Data for the task =>
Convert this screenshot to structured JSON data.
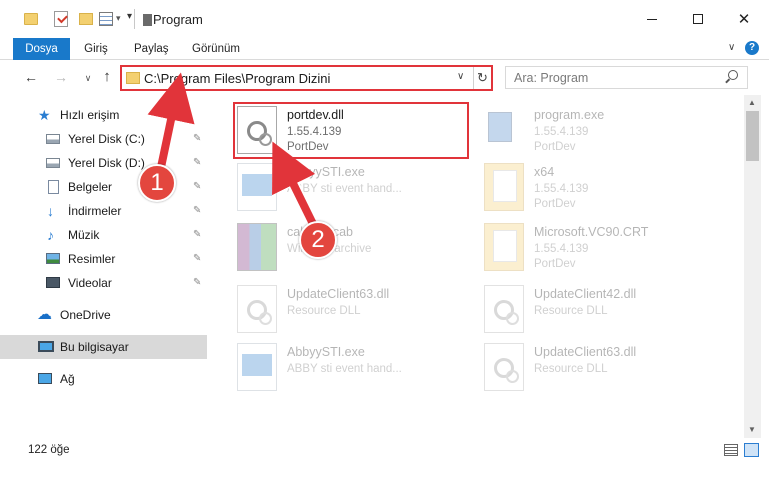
{
  "window": {
    "title": "Program",
    "minimize_icon": "minimize-icon",
    "maximize_icon": "maximize-icon",
    "close_label": "✕"
  },
  "ribbon": {
    "tabs": [
      "Dosya",
      "Giriş",
      "Paylaş",
      "Görünüm"
    ],
    "help_label": "?"
  },
  "nav": {
    "back": "←",
    "forward": "→",
    "recent": "∨",
    "up": "↑",
    "address": "C:\\Program Files\\Program Dizini",
    "refresh": "↻",
    "search_placeholder": "Ara: Program"
  },
  "sidebar": {
    "items": [
      {
        "label": "Hızlı erişim",
        "icon": "star-icon",
        "pinned": false
      },
      {
        "label": "Yerel Disk (C:)",
        "icon": "disk-icon",
        "pinned": true
      },
      {
        "label": "Yerel Disk (D:)",
        "icon": "disk-icon",
        "pinned": true
      },
      {
        "label": "Belgeler",
        "icon": "document-icon",
        "pinned": true
      },
      {
        "label": "İndirmeler",
        "icon": "download-icon",
        "pinned": true
      },
      {
        "label": "Müzik",
        "icon": "music-icon",
        "pinned": true
      },
      {
        "label": "Resimler",
        "icon": "pictures-icon",
        "pinned": true
      },
      {
        "label": "Videolar",
        "icon": "video-icon",
        "pinned": true
      },
      {
        "label": "OneDrive",
        "icon": "cloud-icon",
        "pinned": false
      },
      {
        "label": "Bu bilgisayar",
        "icon": "computer-icon",
        "pinned": false,
        "selected": true
      },
      {
        "label": "Ağ",
        "icon": "network-icon",
        "pinned": false
      }
    ],
    "pin_glyph": "📌"
  },
  "files": [
    {
      "name": "portdev.dll",
      "line1": "1.55.4.139",
      "line2": "PortDev",
      "icon": "dll-icon",
      "highlighted": true
    },
    {
      "name": "program.exe",
      "line1": "1.55.4.139",
      "line2": "PortDev",
      "icon": "exe-icon"
    },
    {
      "name": "AbbyySTI.exe",
      "line1": "ABBY sti event hand...",
      "line2": "",
      "icon": "exe-icon"
    },
    {
      "name": "x64",
      "line1": "1.55.4.139",
      "line2": "PortDev",
      "icon": "folder-icon"
    },
    {
      "name": "cabfiles.cab",
      "line1": "WinRAR archive",
      "line2": "",
      "icon": "archive-icon"
    },
    {
      "name": "Microsoft.VC90.CRT",
      "line1": "1.55.4.139",
      "line2": "PortDev",
      "icon": "folder-icon"
    },
    {
      "name": "UpdateClient63.dll",
      "line1": "Resource DLL",
      "line2": "",
      "icon": "dll-icon"
    },
    {
      "name": "UpdateClient42.dll",
      "line1": "Resource DLL",
      "line2": "",
      "icon": "dll-icon"
    },
    {
      "name": "AbbyySTI.exe",
      "line1": "ABBY sti event hand...",
      "line2": "",
      "icon": "exe-icon"
    },
    {
      "name": "UpdateClient63.dll",
      "line1": "Resource DLL",
      "line2": "",
      "icon": "dll-icon"
    }
  ],
  "annotations": {
    "step1": "1",
    "step2": "2",
    "color": "#e1343a"
  },
  "status": {
    "count": "122 öğe"
  },
  "scrollbar": {
    "up": "▲",
    "down": "▼"
  }
}
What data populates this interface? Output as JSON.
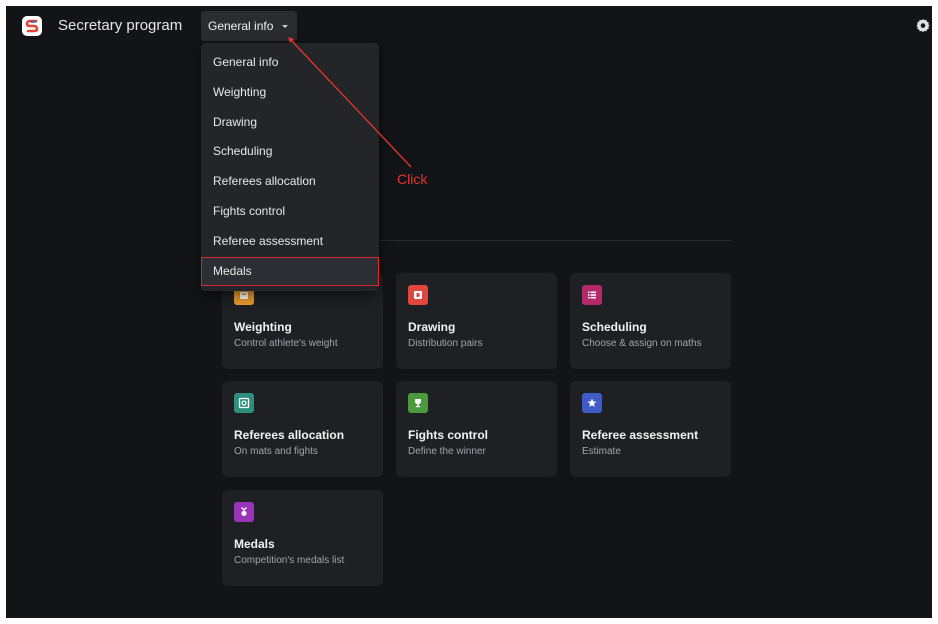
{
  "app": {
    "title": "Secretary program"
  },
  "nav": {
    "current": "General info",
    "menu": [
      "General info",
      "Weighting",
      "Drawing",
      "Scheduling",
      "Referees allocation",
      "Fights control",
      "Referee assessment",
      "Medals"
    ],
    "highlighted": "Medals"
  },
  "annotation": {
    "label": "Click",
    "color": "#e3352b"
  },
  "cards": [
    {
      "title": "Weighting",
      "subtitle": "Control athlete's weight",
      "icon": "scale-icon",
      "color": "#e89a2c"
    },
    {
      "title": "Drawing",
      "subtitle": "Distribution pairs",
      "icon": "drawing-icon",
      "color": "#e0463c"
    },
    {
      "title": "Scheduling",
      "subtitle": "Choose & assign on maths",
      "icon": "schedule-icon",
      "color": "#b3296a"
    },
    {
      "title": "Referees allocation",
      "subtitle": "On mats and fights",
      "icon": "referee-icon",
      "color": "#2f8f7d"
    },
    {
      "title": "Fights control",
      "subtitle": "Define the winner",
      "icon": "trophy-icon",
      "color": "#4c9a3e"
    },
    {
      "title": "Referee assessment",
      "subtitle": "Estimate",
      "icon": "star-icon",
      "color": "#3e5bc7"
    },
    {
      "title": "Medals",
      "subtitle": "Competition's medals list",
      "icon": "medal-icon",
      "color": "#9b35b8"
    }
  ],
  "colors": {
    "background": "#131417",
    "card": "#1e2024",
    "menu": "#232529",
    "highlight_border": "#d62b2b"
  }
}
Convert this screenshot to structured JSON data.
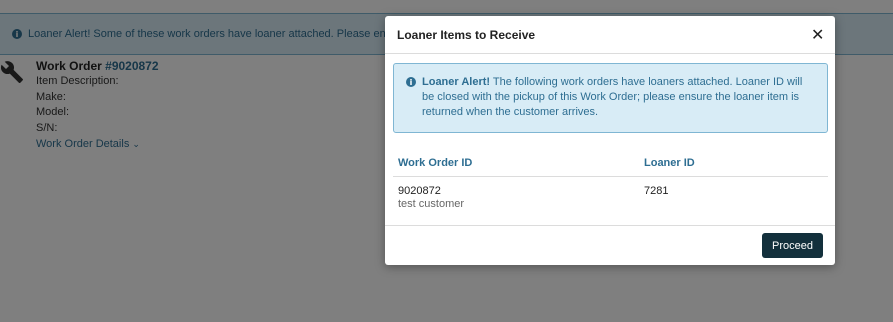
{
  "background": {
    "alert_icon": "info-circle-icon",
    "alert_text": "Loaner Alert! Some of these work orders have loaner attached. Please ensure the loaner item is returned when the customer arrives.",
    "work_order": {
      "icon": "wrench-icon",
      "title_prefix": "Work Order ",
      "number": "#9020872",
      "item_description_label": "Item Description:",
      "make_label": "Make:",
      "model_label": "Model:",
      "sn_label": "S/N:",
      "details_link": "Work Order Details",
      "details_chevron": "chevron-down-icon"
    }
  },
  "modal": {
    "title": "Loaner Items to Receive",
    "close_icon": "close-icon",
    "alert": {
      "icon": "info-circle-icon",
      "heading": "Loaner Alert!",
      "text": " The following work orders have loaners attached. Loaner ID will be closed with the pickup of this Work Order; please ensure the loaner item is returned when the customer arrives."
    },
    "table": {
      "headers": [
        "Work Order ID",
        "Loaner ID"
      ],
      "rows": [
        {
          "work_order_id": "9020872",
          "customer": "test customer",
          "loaner_id": "7281"
        }
      ]
    },
    "proceed_label": "Proceed"
  },
  "colors": {
    "accent": "#2e6e92",
    "alert_bg": "#d8ecf6",
    "button_bg": "#13303c",
    "overlay": "rgba(0,0,0,0.5)"
  }
}
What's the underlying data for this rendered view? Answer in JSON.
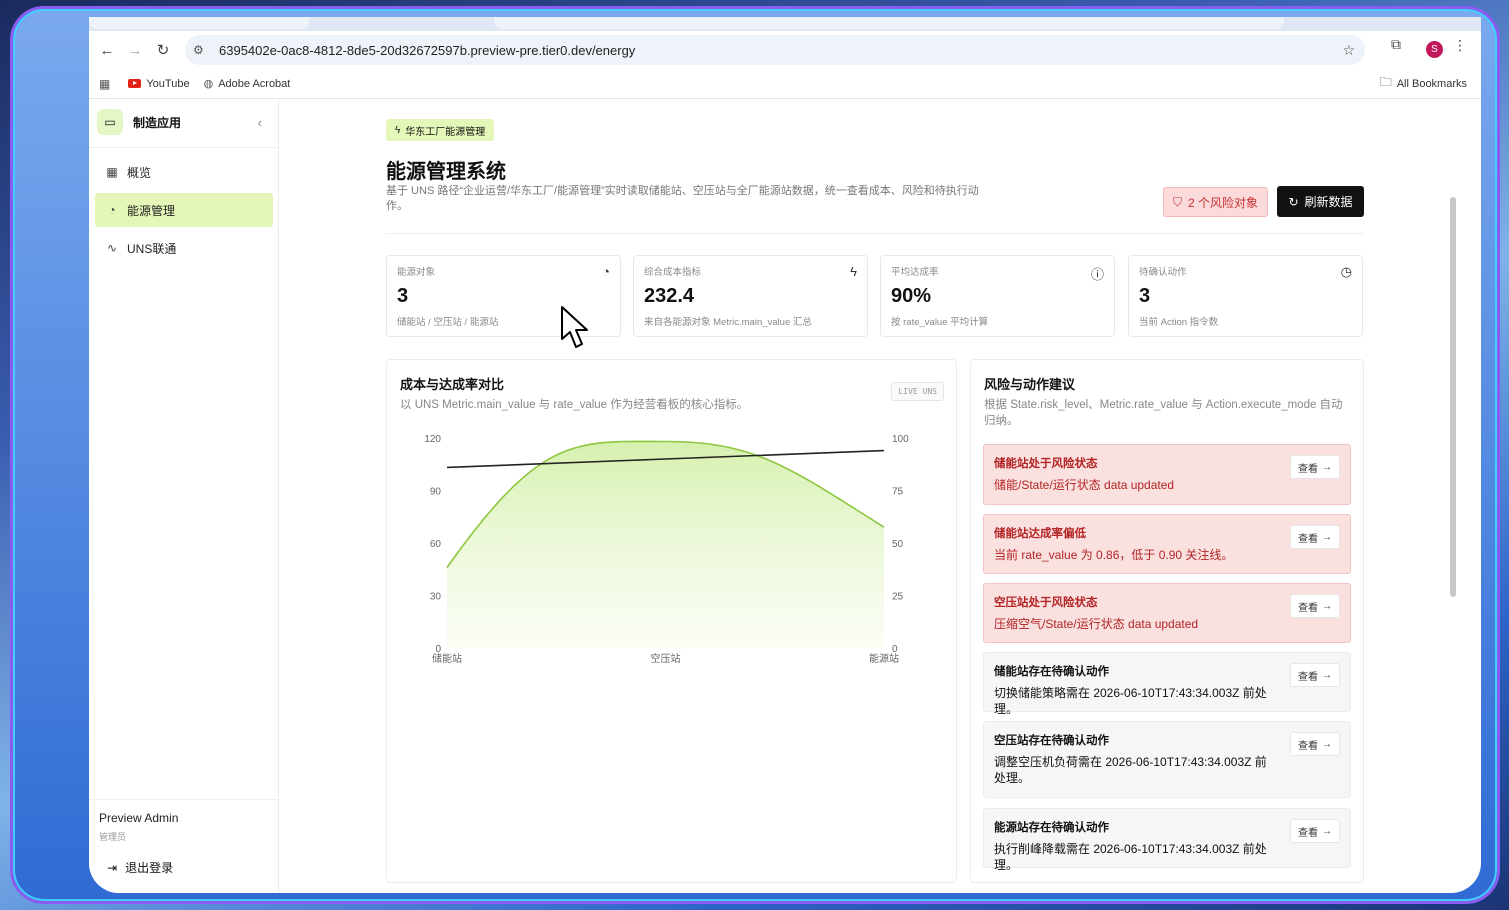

Task requirements => Your copy should hold every record word for word and none of the pictures.

Solution =>
Convert this screenshot to structured JSON data.
{
  "window": {
    "title": "Program",
    "minimize_icon": "minimize-icon",
    "maximize_icon": "maximize-icon",
    "close_label": "✕"
  },
  "ribbon": {
    "tabs": [
      "Dosya",
      "Giriş",
      "Paylaş",
      "Görünüm"
    ],
    "help_label": "?"
  },
  "nav": {
    "back": "←",
    "forward": "→",
    "recent": "∨",
    "up": "↑",
    "address": "C:\\Program Files\\Program Dizini",
    "refresh": "↻",
    "search_placeholder": "Ara: Program"
  },
  "sidebar": {
    "items": [
      {
        "label": "Hızlı erişim",
        "icon": "star-icon",
        "pinned": false
      },
      {
        "label": "Yerel Disk (C:)",
        "icon": "disk-icon",
        "pinned": true
      },
      {
        "label": "Yerel Disk (D:)",
        "icon": "disk-icon",
        "pinned": true
      },
      {
        "label": "Belgeler",
        "icon": "document-icon",
        "pinned": true
      },
      {
        "label": "İndirmeler",
        "icon": "download-icon",
        "pinned": true
      },
      {
        "label": "Müzik",
        "icon": "music-icon",
        "pinned": true
      },
      {
        "label": "Resimler",
        "icon": "pictures-icon",
        "pinned": true
      },
      {
        "label": "Videolar",
        "icon": "video-icon",
        "pinned": true
      },
      {
        "label": "OneDrive",
        "icon": "cloud-icon",
        "pinned": false
      },
      {
        "label": "Bu bilgisayar",
        "icon": "computer-icon",
        "pinned": false,
        "selected": true
      },
      {
        "label": "Ağ",
        "icon": "network-icon",
        "pinned": false
      }
    ],
    "pin_glyph": "📌"
  },
  "files": [
    {
      "name": "portdev.dll",
      "line1": "1.55.4.139",
      "line2": "PortDev",
      "icon": "dll-icon",
      "highlighted": true
    },
    {
      "name": "program.exe",
      "line1": "1.55.4.139",
      "line2": "PortDev",
      "icon": "exe-icon"
    },
    {
      "name": "AbbyySTI.exe",
      "line1": "ABBY sti event hand...",
      "line2": "",
      "icon": "exe-icon"
    },
    {
      "name": "x64",
      "line1": "1.55.4.139",
      "line2": "PortDev",
      "icon": "folder-icon"
    },
    {
      "name": "cabfiles.cab",
      "line1": "WinRAR archive",
      "line2": "",
      "icon": "archive-icon"
    },
    {
      "name": "Microsoft.VC90.CRT",
      "line1": "1.55.4.139",
      "line2": "PortDev",
      "icon": "folder-icon"
    },
    {
      "name": "UpdateClient63.dll",
      "line1": "Resource DLL",
      "line2": "",
      "icon": "dll-icon"
    },
    {
      "name": "UpdateClient42.dll",
      "line1": "Resource DLL",
      "line2": "",
      "icon": "dll-icon"
    },
    {
      "name": "AbbyySTI.exe",
      "line1": "ABBY sti event hand...",
      "line2": "",
      "icon": "exe-icon"
    },
    {
      "name": "UpdateClient63.dll",
      "line1": "Resource DLL",
      "line2": "",
      "icon": "dll-icon"
    }
  ],
  "annotations": {
    "step1": "1",
    "step2": "2",
    "color": "#e1343a"
  },
  "status": {
    "count": "122 öğe"
  },
  "scrollbar": {
    "up": "▲",
    "down": "▼"
  }
}
What data populates this interface? Output as JSON.
{
  "app": {
    "title": "Secretary program"
  },
  "nav": {
    "current": "General info",
    "menu": [
      "General info",
      "Weighting",
      "Drawing",
      "Scheduling",
      "Referees allocation",
      "Fights control",
      "Referee assessment",
      "Medals"
    ],
    "highlighted": "Medals"
  },
  "annotation": {
    "label": "Click",
    "color": "#e3352b"
  },
  "cards": [
    {
      "title": "Weighting",
      "subtitle": "Control athlete's weight",
      "icon": "scale-icon",
      "color": "#e89a2c"
    },
    {
      "title": "Drawing",
      "subtitle": "Distribution pairs",
      "icon": "drawing-icon",
      "color": "#e0463c"
    },
    {
      "title": "Scheduling",
      "subtitle": "Choose & assign on maths",
      "icon": "schedule-icon",
      "color": "#b3296a"
    },
    {
      "title": "Referees allocation",
      "subtitle": "On mats and fights",
      "icon": "referee-icon",
      "color": "#2f8f7d"
    },
    {
      "title": "Fights control",
      "subtitle": "Define the winner",
      "icon": "trophy-icon",
      "color": "#4c9a3e"
    },
    {
      "title": "Referee assessment",
      "subtitle": "Estimate",
      "icon": "star-icon",
      "color": "#3e5bc7"
    },
    {
      "title": "Medals",
      "subtitle": "Competition's medals list",
      "icon": "medal-icon",
      "color": "#9b35b8"
    }
  ],
  "colors": {
    "background": "#131417",
    "card": "#1e2024",
    "menu": "#232529",
    "highlight_border": "#d62b2b"
  }
}
Convert this screenshot to structured JSON data.
{
  "background": {
    "alert_icon": "info-circle-icon",
    "alert_text": "Loaner Alert! Some of these work orders have loaner attached. Please ensure the loaner item is returned when the customer arrives.",
    "work_order": {
      "icon": "wrench-icon",
      "title_prefix": "Work Order ",
      "number": "#9020872",
      "item_description_label": "Item Description:",
      "make_label": "Make:",
      "model_label": "Model:",
      "sn_label": "S/N:",
      "details_link": "Work Order Details",
      "details_chevron": "chevron-down-icon"
    }
  },
  "modal": {
    "title": "Loaner Items to Receive",
    "close_icon": "close-icon",
    "alert": {
      "icon": "info-circle-icon",
      "heading": "Loaner Alert!",
      "text": " The following work orders have loaners attached. Loaner ID will be closed with the pickup of this Work Order; please ensure the loaner item is returned when the customer arrives."
    },
    "table": {
      "headers": [
        "Work Order ID",
        "Loaner ID"
      ],
      "rows": [
        {
          "work_order_id": "9020872",
          "customer": "test customer",
          "loaner_id": "7281"
        }
      ]
    },
    "proceed_label": "Proceed"
  },
  "colors": {
    "accent": "#2e6e92",
    "alert_bg": "#d8ecf6",
    "button_bg": "#13303c",
    "overlay": "rgba(0,0,0,0.5)"
  }
}
What's the underlying data for this rendered view? Answer in JSON.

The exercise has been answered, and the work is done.